### Given task
Copy out every line of the data exactly.

— Begin Rows —

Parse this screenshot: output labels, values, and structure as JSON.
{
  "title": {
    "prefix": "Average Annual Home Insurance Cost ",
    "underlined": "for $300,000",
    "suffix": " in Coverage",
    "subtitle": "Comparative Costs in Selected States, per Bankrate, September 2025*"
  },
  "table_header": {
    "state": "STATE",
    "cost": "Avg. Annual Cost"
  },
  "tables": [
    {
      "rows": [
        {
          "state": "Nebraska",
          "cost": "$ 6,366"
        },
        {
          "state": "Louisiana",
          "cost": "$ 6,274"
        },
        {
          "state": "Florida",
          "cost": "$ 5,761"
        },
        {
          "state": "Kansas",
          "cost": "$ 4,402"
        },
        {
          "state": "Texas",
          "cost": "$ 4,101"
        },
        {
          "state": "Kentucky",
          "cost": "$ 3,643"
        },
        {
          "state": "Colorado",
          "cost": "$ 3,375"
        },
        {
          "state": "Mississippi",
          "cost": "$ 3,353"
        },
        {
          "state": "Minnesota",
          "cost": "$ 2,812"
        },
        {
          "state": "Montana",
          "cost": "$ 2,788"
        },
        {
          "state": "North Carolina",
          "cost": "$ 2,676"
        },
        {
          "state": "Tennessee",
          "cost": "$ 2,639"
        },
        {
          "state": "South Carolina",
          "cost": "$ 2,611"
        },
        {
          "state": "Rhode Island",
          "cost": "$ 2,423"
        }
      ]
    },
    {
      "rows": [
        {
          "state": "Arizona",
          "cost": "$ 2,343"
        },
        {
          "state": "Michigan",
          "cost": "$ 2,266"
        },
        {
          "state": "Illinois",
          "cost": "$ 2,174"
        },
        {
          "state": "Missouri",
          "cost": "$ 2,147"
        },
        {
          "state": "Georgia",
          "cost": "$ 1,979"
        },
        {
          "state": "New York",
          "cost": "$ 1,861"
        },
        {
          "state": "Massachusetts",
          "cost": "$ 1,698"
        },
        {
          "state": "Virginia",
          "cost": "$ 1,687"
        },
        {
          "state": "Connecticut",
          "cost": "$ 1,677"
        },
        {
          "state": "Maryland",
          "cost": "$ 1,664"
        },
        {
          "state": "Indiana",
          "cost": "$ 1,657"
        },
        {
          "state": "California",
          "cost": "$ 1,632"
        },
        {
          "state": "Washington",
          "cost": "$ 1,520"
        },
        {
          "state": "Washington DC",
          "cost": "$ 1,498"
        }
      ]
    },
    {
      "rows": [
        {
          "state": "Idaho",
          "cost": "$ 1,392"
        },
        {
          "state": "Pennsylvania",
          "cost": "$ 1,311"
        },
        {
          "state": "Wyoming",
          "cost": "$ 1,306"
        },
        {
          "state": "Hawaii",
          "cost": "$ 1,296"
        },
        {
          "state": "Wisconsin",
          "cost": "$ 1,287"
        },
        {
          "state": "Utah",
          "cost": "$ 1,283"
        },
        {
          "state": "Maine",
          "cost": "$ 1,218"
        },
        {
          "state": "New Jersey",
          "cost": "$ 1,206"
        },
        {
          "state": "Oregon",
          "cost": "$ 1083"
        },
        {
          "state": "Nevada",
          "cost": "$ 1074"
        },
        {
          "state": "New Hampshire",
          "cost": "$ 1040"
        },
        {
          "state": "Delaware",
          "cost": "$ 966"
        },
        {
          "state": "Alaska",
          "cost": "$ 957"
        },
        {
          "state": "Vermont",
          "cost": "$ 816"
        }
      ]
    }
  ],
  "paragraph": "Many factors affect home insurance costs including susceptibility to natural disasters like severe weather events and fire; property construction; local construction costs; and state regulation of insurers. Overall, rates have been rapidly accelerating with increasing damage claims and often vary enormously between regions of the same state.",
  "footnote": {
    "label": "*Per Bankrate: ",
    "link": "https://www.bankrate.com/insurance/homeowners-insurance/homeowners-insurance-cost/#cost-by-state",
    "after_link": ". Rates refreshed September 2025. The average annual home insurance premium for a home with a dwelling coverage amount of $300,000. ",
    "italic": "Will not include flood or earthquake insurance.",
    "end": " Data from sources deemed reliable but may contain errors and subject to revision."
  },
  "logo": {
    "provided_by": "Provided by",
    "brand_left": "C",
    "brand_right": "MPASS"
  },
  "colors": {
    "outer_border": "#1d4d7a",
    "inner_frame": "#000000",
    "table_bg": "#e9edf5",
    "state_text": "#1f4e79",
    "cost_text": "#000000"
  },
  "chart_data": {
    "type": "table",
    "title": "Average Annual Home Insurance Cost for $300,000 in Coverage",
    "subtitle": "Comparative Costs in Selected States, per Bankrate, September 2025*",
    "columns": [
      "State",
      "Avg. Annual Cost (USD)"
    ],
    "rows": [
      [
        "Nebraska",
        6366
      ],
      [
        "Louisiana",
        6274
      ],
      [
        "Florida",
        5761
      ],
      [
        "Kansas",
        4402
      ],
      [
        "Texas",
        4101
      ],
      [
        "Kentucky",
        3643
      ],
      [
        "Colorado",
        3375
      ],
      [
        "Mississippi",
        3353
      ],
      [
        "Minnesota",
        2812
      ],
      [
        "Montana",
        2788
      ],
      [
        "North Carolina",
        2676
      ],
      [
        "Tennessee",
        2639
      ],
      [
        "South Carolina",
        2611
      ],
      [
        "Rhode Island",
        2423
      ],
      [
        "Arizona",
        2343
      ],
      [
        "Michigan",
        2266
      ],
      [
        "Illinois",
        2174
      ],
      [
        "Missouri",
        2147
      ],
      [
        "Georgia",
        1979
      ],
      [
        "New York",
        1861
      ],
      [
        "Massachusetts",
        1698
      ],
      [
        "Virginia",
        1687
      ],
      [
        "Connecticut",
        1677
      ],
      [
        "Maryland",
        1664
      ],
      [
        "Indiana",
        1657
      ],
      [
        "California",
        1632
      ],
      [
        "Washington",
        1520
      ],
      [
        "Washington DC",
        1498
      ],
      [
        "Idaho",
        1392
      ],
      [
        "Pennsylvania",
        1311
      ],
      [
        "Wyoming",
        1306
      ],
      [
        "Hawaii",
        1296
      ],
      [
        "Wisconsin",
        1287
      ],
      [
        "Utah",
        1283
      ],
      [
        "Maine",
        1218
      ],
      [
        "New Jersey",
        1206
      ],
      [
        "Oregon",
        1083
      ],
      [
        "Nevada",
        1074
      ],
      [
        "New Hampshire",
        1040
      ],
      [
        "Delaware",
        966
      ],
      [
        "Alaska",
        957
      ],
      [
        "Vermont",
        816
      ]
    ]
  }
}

— End Rows —

### Finished task
Parse this screenshot: output labels, values, and structure as JSON.
{
  "title": {
    "prefix": "Average Annual Home Insurance Cost ",
    "underlined": "for $300,000",
    "suffix": " in Coverage",
    "subtitle": "Comparative Costs in Selected States, per Bankrate, September 2025*"
  },
  "table_header": {
    "state": "STATE",
    "cost": "Avg. Annual Cost"
  },
  "tables": [
    {
      "rows": [
        {
          "state": "Nebraska",
          "cost": "$ 6,366"
        },
        {
          "state": "Louisiana",
          "cost": "$ 6,274"
        },
        {
          "state": "Florida",
          "cost": "$ 5,761"
        },
        {
          "state": "Kansas",
          "cost": "$ 4,402"
        },
        {
          "state": "Texas",
          "cost": "$ 4,101"
        },
        {
          "state": "Kentucky",
          "cost": "$ 3,643"
        },
        {
          "state": "Colorado",
          "cost": "$ 3,375"
        },
        {
          "state": "Mississippi",
          "cost": "$ 3,353"
        },
        {
          "state": "Minnesota",
          "cost": "$ 2,812"
        },
        {
          "state": "Montana",
          "cost": "$ 2,788"
        },
        {
          "state": "North Carolina",
          "cost": "$ 2,676"
        },
        {
          "state": "Tennessee",
          "cost": "$ 2,639"
        },
        {
          "state": "South Carolina",
          "cost": "$ 2,611"
        },
        {
          "state": "Rhode Island",
          "cost": "$ 2,423"
        }
      ]
    },
    {
      "rows": [
        {
          "state": "Arizona",
          "cost": "$ 2,343"
        },
        {
          "state": "Michigan",
          "cost": "$ 2,266"
        },
        {
          "state": "Illinois",
          "cost": "$ 2,174"
        },
        {
          "state": "Missouri",
          "cost": "$ 2,147"
        },
        {
          "state": "Georgia",
          "cost": "$ 1,979"
        },
        {
          "state": "New York",
          "cost": "$ 1,861"
        },
        {
          "state": "Massachusetts",
          "cost": "$ 1,698"
        },
        {
          "state": "Virginia",
          "cost": "$ 1,687"
        },
        {
          "state": "Connecticut",
          "cost": "$ 1,677"
        },
        {
          "state": "Maryland",
          "cost": "$ 1,664"
        },
        {
          "state": "Indiana",
          "cost": "$ 1,657"
        },
        {
          "state": "California",
          "cost": "$ 1,632"
        },
        {
          "state": "Washington",
          "cost": "$ 1,520"
        },
        {
          "state": "Washington DC",
          "cost": "$ 1,498"
        }
      ]
    },
    {
      "rows": [
        {
          "state": "Idaho",
          "cost": "$ 1,392"
        },
        {
          "state": "Pennsylvania",
          "cost": "$ 1,311"
        },
        {
          "state": "Wyoming",
          "cost": "$ 1,306"
        },
        {
          "state": "Hawaii",
          "cost": "$ 1,296"
        },
        {
          "state": "Wisconsin",
          "cost": "$ 1,287"
        },
        {
          "state": "Utah",
          "cost": "$ 1,283"
        },
        {
          "state": "Maine",
          "cost": "$ 1,218"
        },
        {
          "state": "New Jersey",
          "cost": "$ 1,206"
        },
        {
          "state": "Oregon",
          "cost": "$ 1083"
        },
        {
          "state": "Nevada",
          "cost": "$ 1074"
        },
        {
          "state": "New Hampshire",
          "cost": "$ 1040"
        },
        {
          "state": "Delaware",
          "cost": "$ 966"
        },
        {
          "state": "Alaska",
          "cost": "$ 957"
        },
        {
          "state": "Vermont",
          "cost": "$ 816"
        }
      ]
    }
  ],
  "paragraph": "Many factors affect home insurance costs including susceptibility to natural disasters like severe weather events and fire; property construction; local construction costs; and state regulation of insurers. Overall, rates have been rapidly accelerating with increasing damage claims and often vary enormously between regions of the same state.",
  "footnote": {
    "label": "*Per Bankrate: ",
    "link": "https://www.bankrate.com/insurance/homeowners-insurance/homeowners-insurance-cost/#cost-by-state",
    "after_link": ". Rates refreshed September 2025. The average annual home insurance premium for a home with a dwelling coverage amount of $300,000. ",
    "italic": "Will not include flood or earthquake insurance.",
    "end": " Data from sources deemed reliable but may contain errors and subject to revision."
  },
  "logo": {
    "provided_by": "Provided by",
    "brand_left": "C",
    "brand_right": "MPASS"
  },
  "colors": {
    "outer_border": "#1d4d7a",
    "inner_frame": "#000000",
    "table_bg": "#e9edf5",
    "state_text": "#1f4e79",
    "cost_text": "#000000"
  },
  "chart_data": {
    "type": "table",
    "title": "Average Annual Home Insurance Cost for $300,000 in Coverage",
    "subtitle": "Comparative Costs in Selected States, per Bankrate, September 2025*",
    "columns": [
      "State",
      "Avg. Annual Cost (USD)"
    ],
    "rows": [
      [
        "Nebraska",
        6366
      ],
      [
        "Louisiana",
        6274
      ],
      [
        "Florida",
        5761
      ],
      [
        "Kansas",
        4402
      ],
      [
        "Texas",
        4101
      ],
      [
        "Kentucky",
        3643
      ],
      [
        "Colorado",
        3375
      ],
      [
        "Mississippi",
        3353
      ],
      [
        "Minnesota",
        2812
      ],
      [
        "Montana",
        2788
      ],
      [
        "North Carolina",
        2676
      ],
      [
        "Tennessee",
        2639
      ],
      [
        "South Carolina",
        2611
      ],
      [
        "Rhode Island",
        2423
      ],
      [
        "Arizona",
        2343
      ],
      [
        "Michigan",
        2266
      ],
      [
        "Illinois",
        2174
      ],
      [
        "Missouri",
        2147
      ],
      [
        "Georgia",
        1979
      ],
      [
        "New York",
        1861
      ],
      [
        "Massachusetts",
        1698
      ],
      [
        "Virginia",
        1687
      ],
      [
        "Connecticut",
        1677
      ],
      [
        "Maryland",
        1664
      ],
      [
        "Indiana",
        1657
      ],
      [
        "California",
        1632
      ],
      [
        "Washington",
        1520
      ],
      [
        "Washington DC",
        1498
      ],
      [
        "Idaho",
        1392
      ],
      [
        "Pennsylvania",
        1311
      ],
      [
        "Wyoming",
        1306
      ],
      [
        "Hawaii",
        1296
      ],
      [
        "Wisconsin",
        1287
      ],
      [
        "Utah",
        1283
      ],
      [
        "Maine",
        1218
      ],
      [
        "New Jersey",
        1206
      ],
      [
        "Oregon",
        1083
      ],
      [
        "Nevada",
        1074
      ],
      [
        "New Hampshire",
        1040
      ],
      [
        "Delaware",
        966
      ],
      [
        "Alaska",
        957
      ],
      [
        "Vermont",
        816
      ]
    ]
  }
}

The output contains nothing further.